* WORK REQUIRED *
Whenever a line below holds the word "JSON", copy that line.

Chart and figure data:
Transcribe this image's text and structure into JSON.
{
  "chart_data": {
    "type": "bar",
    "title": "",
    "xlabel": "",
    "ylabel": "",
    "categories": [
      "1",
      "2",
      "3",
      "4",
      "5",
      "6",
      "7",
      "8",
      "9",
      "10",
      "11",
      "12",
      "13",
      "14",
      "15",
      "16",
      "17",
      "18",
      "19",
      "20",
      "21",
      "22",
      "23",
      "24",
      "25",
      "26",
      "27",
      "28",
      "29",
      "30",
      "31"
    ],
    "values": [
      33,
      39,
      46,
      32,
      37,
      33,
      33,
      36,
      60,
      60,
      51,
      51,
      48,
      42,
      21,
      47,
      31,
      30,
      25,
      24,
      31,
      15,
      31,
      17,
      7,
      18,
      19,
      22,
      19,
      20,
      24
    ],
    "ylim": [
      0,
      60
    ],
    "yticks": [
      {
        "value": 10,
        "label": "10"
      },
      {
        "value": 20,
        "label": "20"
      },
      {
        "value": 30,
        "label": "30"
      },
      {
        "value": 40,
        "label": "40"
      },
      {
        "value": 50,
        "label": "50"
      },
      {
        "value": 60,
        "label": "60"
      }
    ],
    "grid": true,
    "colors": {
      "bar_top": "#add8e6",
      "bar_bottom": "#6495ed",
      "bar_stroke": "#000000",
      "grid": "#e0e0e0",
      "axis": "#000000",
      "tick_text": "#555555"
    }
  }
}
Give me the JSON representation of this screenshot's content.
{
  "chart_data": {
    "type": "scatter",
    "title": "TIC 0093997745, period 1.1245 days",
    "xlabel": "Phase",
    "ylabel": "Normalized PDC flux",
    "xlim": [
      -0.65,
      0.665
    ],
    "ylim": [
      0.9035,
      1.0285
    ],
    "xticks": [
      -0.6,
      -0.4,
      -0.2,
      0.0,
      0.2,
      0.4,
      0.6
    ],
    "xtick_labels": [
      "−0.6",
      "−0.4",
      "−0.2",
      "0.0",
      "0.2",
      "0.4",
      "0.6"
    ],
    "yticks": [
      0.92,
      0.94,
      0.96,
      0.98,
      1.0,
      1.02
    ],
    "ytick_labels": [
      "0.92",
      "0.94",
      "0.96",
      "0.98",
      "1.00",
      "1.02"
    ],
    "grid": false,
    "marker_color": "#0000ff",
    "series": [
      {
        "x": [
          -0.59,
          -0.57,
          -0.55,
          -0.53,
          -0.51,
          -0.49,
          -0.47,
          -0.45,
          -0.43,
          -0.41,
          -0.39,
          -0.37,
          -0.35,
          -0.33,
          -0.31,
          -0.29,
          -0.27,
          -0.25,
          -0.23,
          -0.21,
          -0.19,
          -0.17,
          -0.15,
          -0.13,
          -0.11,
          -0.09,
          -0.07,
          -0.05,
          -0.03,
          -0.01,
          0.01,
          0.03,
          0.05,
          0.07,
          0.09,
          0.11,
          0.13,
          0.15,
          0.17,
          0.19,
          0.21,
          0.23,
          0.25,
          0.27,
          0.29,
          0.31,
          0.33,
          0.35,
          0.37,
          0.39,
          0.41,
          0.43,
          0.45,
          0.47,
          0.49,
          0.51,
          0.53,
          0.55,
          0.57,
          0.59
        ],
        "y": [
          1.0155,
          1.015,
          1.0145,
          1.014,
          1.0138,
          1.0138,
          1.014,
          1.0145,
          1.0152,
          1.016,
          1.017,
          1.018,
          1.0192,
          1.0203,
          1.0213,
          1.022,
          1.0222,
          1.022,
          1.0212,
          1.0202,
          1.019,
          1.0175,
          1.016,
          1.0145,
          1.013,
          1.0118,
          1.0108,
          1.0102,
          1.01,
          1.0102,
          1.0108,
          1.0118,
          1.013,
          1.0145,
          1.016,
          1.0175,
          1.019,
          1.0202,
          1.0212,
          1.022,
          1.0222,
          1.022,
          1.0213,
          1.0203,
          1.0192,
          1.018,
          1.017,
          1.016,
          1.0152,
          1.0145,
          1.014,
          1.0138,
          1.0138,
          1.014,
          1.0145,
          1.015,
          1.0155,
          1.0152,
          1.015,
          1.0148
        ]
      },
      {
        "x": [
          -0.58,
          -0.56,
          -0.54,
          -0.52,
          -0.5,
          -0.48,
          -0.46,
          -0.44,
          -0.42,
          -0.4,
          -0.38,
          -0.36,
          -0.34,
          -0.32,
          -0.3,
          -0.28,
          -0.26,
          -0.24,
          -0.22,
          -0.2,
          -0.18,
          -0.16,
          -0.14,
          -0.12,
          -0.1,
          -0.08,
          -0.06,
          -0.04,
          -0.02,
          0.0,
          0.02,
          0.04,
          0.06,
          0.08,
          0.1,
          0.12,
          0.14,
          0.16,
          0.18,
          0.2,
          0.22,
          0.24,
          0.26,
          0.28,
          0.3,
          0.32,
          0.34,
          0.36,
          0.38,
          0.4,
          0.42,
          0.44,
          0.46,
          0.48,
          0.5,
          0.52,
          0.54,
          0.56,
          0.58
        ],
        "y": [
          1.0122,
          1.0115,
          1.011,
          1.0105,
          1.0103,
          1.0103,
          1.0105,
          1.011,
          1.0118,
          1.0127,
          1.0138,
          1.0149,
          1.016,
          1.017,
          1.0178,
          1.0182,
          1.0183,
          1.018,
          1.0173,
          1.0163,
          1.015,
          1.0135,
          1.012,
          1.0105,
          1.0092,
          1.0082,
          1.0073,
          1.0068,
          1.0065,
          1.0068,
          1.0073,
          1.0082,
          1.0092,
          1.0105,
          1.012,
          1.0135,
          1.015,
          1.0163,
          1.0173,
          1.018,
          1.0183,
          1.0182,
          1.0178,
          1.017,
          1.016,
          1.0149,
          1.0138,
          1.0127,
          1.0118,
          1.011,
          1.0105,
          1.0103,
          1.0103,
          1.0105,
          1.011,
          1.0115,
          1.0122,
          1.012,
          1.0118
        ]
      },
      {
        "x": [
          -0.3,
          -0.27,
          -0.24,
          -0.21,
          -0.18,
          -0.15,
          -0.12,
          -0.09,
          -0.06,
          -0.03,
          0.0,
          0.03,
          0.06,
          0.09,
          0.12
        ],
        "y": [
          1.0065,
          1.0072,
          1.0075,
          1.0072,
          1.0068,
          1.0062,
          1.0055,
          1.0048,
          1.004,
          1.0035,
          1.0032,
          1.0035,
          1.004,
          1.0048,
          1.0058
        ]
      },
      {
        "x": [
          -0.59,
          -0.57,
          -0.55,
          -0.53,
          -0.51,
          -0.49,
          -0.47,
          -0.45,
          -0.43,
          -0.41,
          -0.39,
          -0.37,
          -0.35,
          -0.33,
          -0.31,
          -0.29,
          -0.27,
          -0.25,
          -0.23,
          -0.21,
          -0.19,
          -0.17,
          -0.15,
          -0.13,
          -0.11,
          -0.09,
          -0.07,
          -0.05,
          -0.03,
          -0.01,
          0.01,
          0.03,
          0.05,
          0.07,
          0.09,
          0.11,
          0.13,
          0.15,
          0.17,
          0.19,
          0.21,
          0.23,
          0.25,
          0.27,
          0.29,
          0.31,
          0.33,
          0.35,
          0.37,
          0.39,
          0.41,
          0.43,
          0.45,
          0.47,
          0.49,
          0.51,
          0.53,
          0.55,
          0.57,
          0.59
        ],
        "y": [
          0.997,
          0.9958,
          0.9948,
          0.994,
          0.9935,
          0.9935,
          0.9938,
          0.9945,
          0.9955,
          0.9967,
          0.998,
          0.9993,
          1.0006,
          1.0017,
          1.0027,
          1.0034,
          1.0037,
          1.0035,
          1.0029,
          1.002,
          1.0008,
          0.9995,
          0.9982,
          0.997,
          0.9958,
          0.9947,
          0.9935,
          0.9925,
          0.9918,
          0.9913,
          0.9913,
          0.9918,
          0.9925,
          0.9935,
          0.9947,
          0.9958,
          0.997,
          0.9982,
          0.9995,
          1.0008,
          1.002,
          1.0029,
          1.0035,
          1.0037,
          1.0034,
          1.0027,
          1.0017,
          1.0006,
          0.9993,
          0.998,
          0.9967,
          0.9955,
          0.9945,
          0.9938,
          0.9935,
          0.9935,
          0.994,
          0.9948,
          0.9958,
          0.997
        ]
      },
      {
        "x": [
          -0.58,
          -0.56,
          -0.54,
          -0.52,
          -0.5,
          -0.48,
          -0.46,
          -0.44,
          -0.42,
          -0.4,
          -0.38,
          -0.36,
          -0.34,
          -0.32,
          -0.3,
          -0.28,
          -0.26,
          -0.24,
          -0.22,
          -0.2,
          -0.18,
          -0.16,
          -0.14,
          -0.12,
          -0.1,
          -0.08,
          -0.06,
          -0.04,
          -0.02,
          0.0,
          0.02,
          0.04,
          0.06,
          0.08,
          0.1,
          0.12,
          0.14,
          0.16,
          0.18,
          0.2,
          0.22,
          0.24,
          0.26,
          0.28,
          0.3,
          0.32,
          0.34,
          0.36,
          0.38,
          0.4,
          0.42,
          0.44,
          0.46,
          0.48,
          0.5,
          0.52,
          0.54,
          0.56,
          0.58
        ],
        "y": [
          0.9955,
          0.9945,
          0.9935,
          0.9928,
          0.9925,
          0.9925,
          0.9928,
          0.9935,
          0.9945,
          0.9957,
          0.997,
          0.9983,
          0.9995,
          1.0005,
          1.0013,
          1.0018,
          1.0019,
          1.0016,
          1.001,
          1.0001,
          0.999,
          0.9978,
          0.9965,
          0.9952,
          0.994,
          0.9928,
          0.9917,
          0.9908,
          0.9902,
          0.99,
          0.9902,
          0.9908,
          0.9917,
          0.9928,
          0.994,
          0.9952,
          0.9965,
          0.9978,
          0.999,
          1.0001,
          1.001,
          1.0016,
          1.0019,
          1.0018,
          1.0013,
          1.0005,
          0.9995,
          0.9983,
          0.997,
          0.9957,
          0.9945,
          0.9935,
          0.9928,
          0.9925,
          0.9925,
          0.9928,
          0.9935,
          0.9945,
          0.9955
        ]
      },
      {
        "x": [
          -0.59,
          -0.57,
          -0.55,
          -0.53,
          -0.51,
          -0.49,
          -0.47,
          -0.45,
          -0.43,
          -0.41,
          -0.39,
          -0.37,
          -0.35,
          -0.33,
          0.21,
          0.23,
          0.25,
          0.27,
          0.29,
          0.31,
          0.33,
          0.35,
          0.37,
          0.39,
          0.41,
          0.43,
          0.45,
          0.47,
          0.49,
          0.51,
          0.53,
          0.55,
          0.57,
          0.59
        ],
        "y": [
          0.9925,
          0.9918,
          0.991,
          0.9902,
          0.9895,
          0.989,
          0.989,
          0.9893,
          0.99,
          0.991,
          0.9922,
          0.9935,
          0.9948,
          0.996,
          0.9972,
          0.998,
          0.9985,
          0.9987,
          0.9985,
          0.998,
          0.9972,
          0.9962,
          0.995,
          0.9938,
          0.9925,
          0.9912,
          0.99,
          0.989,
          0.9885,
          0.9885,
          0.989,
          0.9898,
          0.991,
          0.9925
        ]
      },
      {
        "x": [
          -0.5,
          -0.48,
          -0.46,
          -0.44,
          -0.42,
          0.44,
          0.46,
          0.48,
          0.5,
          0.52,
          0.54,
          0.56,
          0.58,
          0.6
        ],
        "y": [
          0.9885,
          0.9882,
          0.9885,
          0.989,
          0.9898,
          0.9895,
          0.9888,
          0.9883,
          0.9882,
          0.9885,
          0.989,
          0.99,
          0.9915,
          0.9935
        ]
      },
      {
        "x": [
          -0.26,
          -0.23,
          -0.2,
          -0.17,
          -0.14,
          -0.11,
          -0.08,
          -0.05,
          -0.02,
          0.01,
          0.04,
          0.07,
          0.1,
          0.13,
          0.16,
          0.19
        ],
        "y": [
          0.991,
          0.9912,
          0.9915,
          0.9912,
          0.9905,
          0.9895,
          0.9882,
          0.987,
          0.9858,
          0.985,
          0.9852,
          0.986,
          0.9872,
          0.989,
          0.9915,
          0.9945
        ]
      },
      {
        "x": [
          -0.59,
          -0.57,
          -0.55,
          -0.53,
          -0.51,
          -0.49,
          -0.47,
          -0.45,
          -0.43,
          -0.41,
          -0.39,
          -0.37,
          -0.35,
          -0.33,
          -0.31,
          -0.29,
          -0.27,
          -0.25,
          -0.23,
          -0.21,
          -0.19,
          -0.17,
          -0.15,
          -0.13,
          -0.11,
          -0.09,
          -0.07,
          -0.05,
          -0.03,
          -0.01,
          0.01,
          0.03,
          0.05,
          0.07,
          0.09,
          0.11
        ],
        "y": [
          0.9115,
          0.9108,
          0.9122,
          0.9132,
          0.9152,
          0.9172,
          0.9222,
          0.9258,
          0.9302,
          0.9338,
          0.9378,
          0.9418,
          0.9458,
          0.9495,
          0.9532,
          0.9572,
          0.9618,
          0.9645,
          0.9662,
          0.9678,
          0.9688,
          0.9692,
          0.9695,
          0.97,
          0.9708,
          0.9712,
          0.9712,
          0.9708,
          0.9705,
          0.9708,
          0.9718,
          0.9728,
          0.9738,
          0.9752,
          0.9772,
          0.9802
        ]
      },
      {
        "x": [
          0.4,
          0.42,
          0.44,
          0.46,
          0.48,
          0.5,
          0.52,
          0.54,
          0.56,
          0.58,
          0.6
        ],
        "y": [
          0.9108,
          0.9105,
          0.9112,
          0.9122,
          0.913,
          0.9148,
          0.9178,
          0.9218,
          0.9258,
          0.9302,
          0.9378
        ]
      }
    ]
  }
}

* COMPLETE OUTPUT *
Transcribe this image's text and structure into JSON.
Give me the JSON representation of this screenshot's content.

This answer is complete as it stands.